++++ The input
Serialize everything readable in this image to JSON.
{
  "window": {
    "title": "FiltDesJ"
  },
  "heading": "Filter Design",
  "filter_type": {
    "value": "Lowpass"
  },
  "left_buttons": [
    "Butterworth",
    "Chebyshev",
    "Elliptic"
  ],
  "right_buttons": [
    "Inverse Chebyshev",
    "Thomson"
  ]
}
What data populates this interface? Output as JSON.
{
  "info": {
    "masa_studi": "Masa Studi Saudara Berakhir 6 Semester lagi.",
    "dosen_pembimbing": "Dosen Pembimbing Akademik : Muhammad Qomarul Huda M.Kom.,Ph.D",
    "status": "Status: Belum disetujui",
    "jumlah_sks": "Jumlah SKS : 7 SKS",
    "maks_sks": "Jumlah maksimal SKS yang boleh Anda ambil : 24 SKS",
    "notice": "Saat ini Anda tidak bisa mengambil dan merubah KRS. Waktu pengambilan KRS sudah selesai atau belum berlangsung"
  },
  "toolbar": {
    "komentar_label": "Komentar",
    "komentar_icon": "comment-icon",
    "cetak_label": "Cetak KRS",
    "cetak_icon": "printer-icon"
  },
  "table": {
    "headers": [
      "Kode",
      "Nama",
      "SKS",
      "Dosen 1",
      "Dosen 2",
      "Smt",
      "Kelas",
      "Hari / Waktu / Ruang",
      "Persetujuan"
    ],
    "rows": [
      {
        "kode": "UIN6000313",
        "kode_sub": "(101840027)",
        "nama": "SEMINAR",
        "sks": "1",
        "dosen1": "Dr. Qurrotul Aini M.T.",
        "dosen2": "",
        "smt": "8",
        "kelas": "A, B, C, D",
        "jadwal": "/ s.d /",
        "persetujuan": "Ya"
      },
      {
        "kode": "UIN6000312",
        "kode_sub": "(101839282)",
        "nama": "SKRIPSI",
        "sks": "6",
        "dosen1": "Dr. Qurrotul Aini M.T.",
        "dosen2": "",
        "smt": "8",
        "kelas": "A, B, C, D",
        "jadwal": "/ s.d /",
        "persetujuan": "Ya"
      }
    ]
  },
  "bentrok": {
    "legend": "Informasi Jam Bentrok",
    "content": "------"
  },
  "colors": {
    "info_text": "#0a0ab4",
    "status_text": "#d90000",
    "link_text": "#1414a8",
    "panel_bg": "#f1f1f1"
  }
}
++++++++
→ Set exercise
Each line of the material should be duplicated exactly, please.

→ Exercise response
Serialize everything readable in this image to JSON.
{
  "window": {
    "title": "FiltDesJ"
  },
  "heading": "Filter Design",
  "filter_type": {
    "value": "Lowpass"
  },
  "left_buttons": [
    "Butterworth",
    "Chebyshev",
    "Elliptic"
  ],
  "right_buttons": [
    "Inverse Chebyshev",
    "Thomson"
  ]
}
What data populates this interface? Output as JSON.
{
  "info": {
    "masa_studi": "Masa Studi Saudara Berakhir 6 Semester lagi.",
    "dosen_pembimbing": "Dosen Pembimbing Akademik : Muhammad Qomarul Huda M.Kom.,Ph.D",
    "status": "Status: Belum disetujui",
    "jumlah_sks": "Jumlah SKS : 7 SKS",
    "maks_sks": "Jumlah maksimal SKS yang boleh Anda ambil : 24 SKS",
    "notice": "Saat ini Anda tidak bisa mengambil dan merubah KRS. Waktu pengambilan KRS sudah selesai atau belum berlangsung"
  },
  "toolbar": {
    "komentar_label": "Komentar",
    "komentar_icon": "comment-icon",
    "cetak_label": "Cetak KRS",
    "cetak_icon": "printer-icon"
  },
  "table": {
    "headers": [
      "Kode",
      "Nama",
      "SKS",
      "Dosen 1",
      "Dosen 2",
      "Smt",
      "Kelas",
      "Hari / Waktu / Ruang",
      "Persetujuan"
    ],
    "rows": [
      {
        "kode": "UIN6000313",
        "kode_sub": "(101840027)",
        "nama": "SEMINAR",
        "sks": "1",
        "dosen1": "Dr. Qurrotul Aini M.T.",
        "dosen2": "",
        "smt": "8",
        "kelas": "A, B, C, D",
        "jadwal": "/ s.d /",
        "persetujuan": "Ya"
      },
      {
        "kode": "UIN6000312",
        "kode_sub": "(101839282)",
        "nama": "SKRIPSI",
        "sks": "6",
        "dosen1": "Dr. Qurrotul Aini M.T.",
        "dosen2": "",
        "smt": "8",
        "kelas": "A, B, C, D",
        "jadwal": "/ s.d /",
        "persetujuan": "Ya"
      }
    ]
  },
  "bentrok": {
    "legend": "Informasi Jam Bentrok",
    "content": "------"
  },
  "colors": {
    "info_text": "#0a0ab4",
    "status_text": "#d90000",
    "link_text": "#1414a8",
    "panel_bg": "#f1f1f1"
  }
}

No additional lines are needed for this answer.